**THE INPUT**:
################
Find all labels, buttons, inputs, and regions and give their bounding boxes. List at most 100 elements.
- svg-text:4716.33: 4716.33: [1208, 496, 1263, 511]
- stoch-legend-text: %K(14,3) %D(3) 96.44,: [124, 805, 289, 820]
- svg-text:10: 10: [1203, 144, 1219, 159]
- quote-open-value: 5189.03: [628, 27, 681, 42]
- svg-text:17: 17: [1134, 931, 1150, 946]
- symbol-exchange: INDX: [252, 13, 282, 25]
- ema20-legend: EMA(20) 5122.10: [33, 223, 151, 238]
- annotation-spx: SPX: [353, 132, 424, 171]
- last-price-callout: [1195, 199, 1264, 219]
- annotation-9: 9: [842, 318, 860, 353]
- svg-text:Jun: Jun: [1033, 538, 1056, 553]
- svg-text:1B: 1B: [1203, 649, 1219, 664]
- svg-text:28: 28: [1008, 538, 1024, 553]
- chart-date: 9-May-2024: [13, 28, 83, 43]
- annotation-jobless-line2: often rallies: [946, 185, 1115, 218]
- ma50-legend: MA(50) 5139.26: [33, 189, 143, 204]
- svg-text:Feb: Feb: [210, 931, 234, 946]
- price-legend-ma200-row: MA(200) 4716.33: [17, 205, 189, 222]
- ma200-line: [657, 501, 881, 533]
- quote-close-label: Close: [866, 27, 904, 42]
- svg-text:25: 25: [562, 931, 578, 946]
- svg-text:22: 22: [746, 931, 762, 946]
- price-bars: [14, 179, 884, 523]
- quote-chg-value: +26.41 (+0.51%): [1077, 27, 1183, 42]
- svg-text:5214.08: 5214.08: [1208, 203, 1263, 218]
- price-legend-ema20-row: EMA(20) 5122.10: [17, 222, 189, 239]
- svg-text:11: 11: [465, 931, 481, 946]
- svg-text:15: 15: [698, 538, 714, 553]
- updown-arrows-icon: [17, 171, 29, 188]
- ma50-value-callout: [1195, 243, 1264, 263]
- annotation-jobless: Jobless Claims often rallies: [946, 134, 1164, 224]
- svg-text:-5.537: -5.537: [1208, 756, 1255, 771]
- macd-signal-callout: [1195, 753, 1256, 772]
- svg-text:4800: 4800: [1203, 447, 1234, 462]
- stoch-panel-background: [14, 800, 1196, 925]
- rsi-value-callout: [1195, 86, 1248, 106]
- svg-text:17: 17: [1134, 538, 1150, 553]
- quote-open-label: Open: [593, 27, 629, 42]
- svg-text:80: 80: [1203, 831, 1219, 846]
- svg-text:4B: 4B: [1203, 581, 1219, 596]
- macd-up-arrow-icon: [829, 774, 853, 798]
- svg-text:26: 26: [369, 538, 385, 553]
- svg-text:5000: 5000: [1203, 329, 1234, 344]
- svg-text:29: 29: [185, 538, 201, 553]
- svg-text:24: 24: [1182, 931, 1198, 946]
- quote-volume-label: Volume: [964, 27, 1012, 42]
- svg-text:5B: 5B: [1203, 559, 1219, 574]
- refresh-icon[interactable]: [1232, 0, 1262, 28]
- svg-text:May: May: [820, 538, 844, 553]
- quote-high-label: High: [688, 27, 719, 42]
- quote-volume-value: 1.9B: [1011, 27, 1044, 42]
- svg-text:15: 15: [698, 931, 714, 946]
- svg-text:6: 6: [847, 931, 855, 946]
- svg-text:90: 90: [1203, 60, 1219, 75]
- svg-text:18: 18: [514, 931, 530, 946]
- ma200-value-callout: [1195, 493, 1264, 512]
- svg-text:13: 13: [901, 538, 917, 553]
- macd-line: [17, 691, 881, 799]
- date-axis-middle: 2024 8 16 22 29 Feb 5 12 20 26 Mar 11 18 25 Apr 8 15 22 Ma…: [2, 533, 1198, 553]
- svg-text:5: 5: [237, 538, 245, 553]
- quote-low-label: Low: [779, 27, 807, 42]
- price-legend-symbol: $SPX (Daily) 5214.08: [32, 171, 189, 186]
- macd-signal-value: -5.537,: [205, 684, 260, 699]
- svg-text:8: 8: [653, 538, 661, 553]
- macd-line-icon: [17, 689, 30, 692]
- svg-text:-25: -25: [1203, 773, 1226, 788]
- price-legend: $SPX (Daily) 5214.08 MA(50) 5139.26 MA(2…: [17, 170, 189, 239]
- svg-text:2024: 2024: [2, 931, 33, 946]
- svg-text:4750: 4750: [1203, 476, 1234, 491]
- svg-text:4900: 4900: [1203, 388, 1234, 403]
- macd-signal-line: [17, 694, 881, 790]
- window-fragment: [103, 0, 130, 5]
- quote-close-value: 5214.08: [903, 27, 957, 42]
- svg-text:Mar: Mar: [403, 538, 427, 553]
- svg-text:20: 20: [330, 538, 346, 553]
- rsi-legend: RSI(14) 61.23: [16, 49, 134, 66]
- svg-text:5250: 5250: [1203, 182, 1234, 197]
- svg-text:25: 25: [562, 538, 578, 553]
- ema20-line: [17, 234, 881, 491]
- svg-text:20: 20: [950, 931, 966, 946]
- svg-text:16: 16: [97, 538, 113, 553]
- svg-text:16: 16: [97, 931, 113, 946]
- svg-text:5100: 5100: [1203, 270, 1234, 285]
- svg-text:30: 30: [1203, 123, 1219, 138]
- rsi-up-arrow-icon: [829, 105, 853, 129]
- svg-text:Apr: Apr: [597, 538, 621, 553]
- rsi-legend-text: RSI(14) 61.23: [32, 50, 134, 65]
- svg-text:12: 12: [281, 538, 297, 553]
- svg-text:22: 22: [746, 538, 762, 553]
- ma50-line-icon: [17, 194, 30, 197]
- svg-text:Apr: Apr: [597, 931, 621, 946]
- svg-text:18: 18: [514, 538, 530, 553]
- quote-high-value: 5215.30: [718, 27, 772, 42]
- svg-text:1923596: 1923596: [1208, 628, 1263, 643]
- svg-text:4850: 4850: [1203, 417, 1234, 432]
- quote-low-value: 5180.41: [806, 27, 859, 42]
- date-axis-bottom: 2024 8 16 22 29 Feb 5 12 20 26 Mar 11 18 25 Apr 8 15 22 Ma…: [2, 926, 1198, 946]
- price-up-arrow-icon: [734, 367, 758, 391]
################
**WHAT YOU WILL DO**:
Reproduce the lines above word for word.

**TASK OUTPUT**:
Find all labels, buttons, inputs, and regions and give their bounding boxes. List at most 100 elements.
- svg-text:4716.33: 4716.33: [1208, 496, 1263, 511]
- stoch-legend-text: %K(14,3) %D(3) 96.44,: [124, 805, 289, 820]
- svg-text:10: 10: [1203, 144, 1219, 159]
- quote-open-value: 5189.03: [628, 27, 681, 42]
- svg-text:17: 17: [1134, 931, 1150, 946]
- symbol-exchange: INDX: [252, 13, 282, 25]
- ema20-legend: EMA(20) 5122.10: [33, 223, 151, 238]
- annotation-spx: SPX: [353, 132, 424, 171]
- last-price-callout: [1195, 199, 1264, 219]
- annotation-9: 9: [842, 318, 860, 353]
- svg-text:Jun: Jun: [1033, 538, 1056, 553]
- svg-text:1B: 1B: [1203, 649, 1219, 664]
- svg-text:28: 28: [1008, 538, 1024, 553]
- chart-date: 9-May-2024: [13, 28, 83, 43]
- annotation-jobless-line2: often rallies: [946, 185, 1115, 218]
- ma50-legend: MA(50) 5139.26: [33, 189, 143, 204]
- svg-text:Feb: Feb: [210, 931, 234, 946]
- price-legend-ma200-row: MA(200) 4716.33: [17, 205, 189, 222]
- ma200-line: [657, 501, 881, 533]
- quote-close-label: Close: [866, 27, 904, 42]
- svg-text:25: 25: [562, 931, 578, 946]
- svg-text:22: 22: [746, 931, 762, 946]
- price-bars: [14, 179, 884, 523]
- quote-chg-value: +26.41 (+0.51%): [1077, 27, 1183, 42]
- svg-text:5214.08: 5214.08: [1208, 203, 1263, 218]
- price-legend-ema20-row: EMA(20) 5122.10: [17, 222, 189, 239]
- svg-text:11: 11: [465, 931, 481, 946]
- svg-text:15: 15: [698, 538, 714, 553]
- updown-arrows-icon: [17, 171, 29, 188]
- ma50-value-callout: [1195, 243, 1264, 263]
- annotation-jobless: Jobless Claims often rallies: [946, 134, 1164, 224]
- svg-text:-5.537: -5.537: [1208, 756, 1255, 771]
- macd-signal-callout: [1195, 753, 1256, 772]
- svg-text:4800: 4800: [1203, 447, 1234, 462]
- stoch-panel-background: [14, 800, 1196, 925]
- rsi-value-callout: [1195, 86, 1248, 106]
- svg-text:17: 17: [1134, 538, 1150, 553]
- quote-open-label: Open: [593, 27, 629, 42]
- svg-text:80: 80: [1203, 831, 1219, 846]
- svg-text:4B: 4B: [1203, 581, 1219, 596]
- macd-up-arrow-icon: [829, 774, 853, 798]
- svg-text:26: 26: [369, 538, 385, 553]
- svg-text:5000: 5000: [1203, 329, 1234, 344]
- svg-text:29: 29: [185, 538, 201, 553]
- svg-text:24: 24: [1182, 931, 1198, 946]
- quote-volume-label: Volume: [964, 27, 1012, 42]
- svg-text:5B: 5B: [1203, 559, 1219, 574]
- refresh-icon[interactable]: [1232, 0, 1262, 28]
- svg-text:May: May: [820, 538, 844, 553]
- quote-high-label: High: [688, 27, 719, 42]
- quote-volume-value: 1.9B: [1011, 27, 1044, 42]
- svg-text:15: 15: [698, 931, 714, 946]
- svg-text:6: 6: [847, 931, 855, 946]
- svg-text:90: 90: [1203, 60, 1219, 75]
- svg-text:18: 18: [514, 931, 530, 946]
- ma200-value-callout: [1195, 493, 1264, 512]
- svg-text:13: 13: [901, 538, 917, 553]
- macd-line: [17, 691, 881, 799]
- date-axis-middle: 2024 8 16 22 29 Feb 5 12 20 26 Mar 11 18 25 Apr 8 15 22 Ma…: [2, 533, 1198, 553]
- svg-text:5: 5: [237, 538, 245, 553]
- quote-low-label: Low: [779, 27, 807, 42]
- price-legend-symbol: $SPX (Daily) 5214.08: [32, 171, 189, 186]
- macd-signal-value: -5.537,: [205, 684, 260, 699]
- svg-text:8: 8: [653, 538, 661, 553]
- macd-line-icon: [17, 689, 30, 692]
- svg-text:-25: -25: [1203, 773, 1226, 788]
- price-legend: $SPX (Daily) 5214.08 MA(50) 5139.26 MA(2…: [17, 170, 189, 239]
- svg-text:2024: 2024: [2, 931, 33, 946]
- svg-text:4750: 4750: [1203, 476, 1234, 491]
- svg-text:4900: 4900: [1203, 388, 1234, 403]
- macd-signal-line: [17, 694, 881, 790]
- window-fragment: [103, 0, 130, 5]
- quote-close-value: 5214.08: [903, 27, 957, 42]
- svg-text:Mar: Mar: [403, 538, 427, 553]
- svg-text:20: 20: [330, 538, 346, 553]
- rsi-legend: RSI(14) 61.23: [16, 49, 134, 66]
- svg-text:5250: 5250: [1203, 182, 1234, 197]
- svg-text:25: 25: [562, 538, 578, 553]
- ema20-line: [17, 234, 881, 491]
- svg-text:20: 20: [950, 931, 966, 946]
- svg-text:16: 16: [97, 538, 113, 553]
- svg-text:16: 16: [97, 931, 113, 946]
- svg-text:5100: 5100: [1203, 270, 1234, 285]
- svg-text:30: 30: [1203, 123, 1219, 138]
- rsi-up-arrow-icon: [829, 105, 853, 129]
- svg-text:Apr: Apr: [597, 538, 621, 553]
- rsi-legend-text: RSI(14) 61.23: [32, 50, 134, 65]
- svg-text:12: 12: [281, 538, 297, 553]
- svg-text:22: 22: [746, 538, 762, 553]
- ma50-line-icon: [17, 194, 30, 197]
- svg-text:Apr: Apr: [597, 931, 621, 946]
- svg-text:18: 18: [514, 538, 530, 553]
- quote-high-value: 5215.30: [718, 27, 772, 42]
- svg-text:1923596: 1923596: [1208, 628, 1263, 643]
- svg-text:4850: 4850: [1203, 417, 1234, 432]
- quote-low-value: 5180.41: [806, 27, 859, 42]
- date-axis-bottom: 2024 8 16 22 29 Feb 5 12 20 26 Mar 11 18 25 Apr 8 15 22 Ma…: [2, 926, 1198, 946]
- price-up-arrow-icon: [734, 367, 758, 391]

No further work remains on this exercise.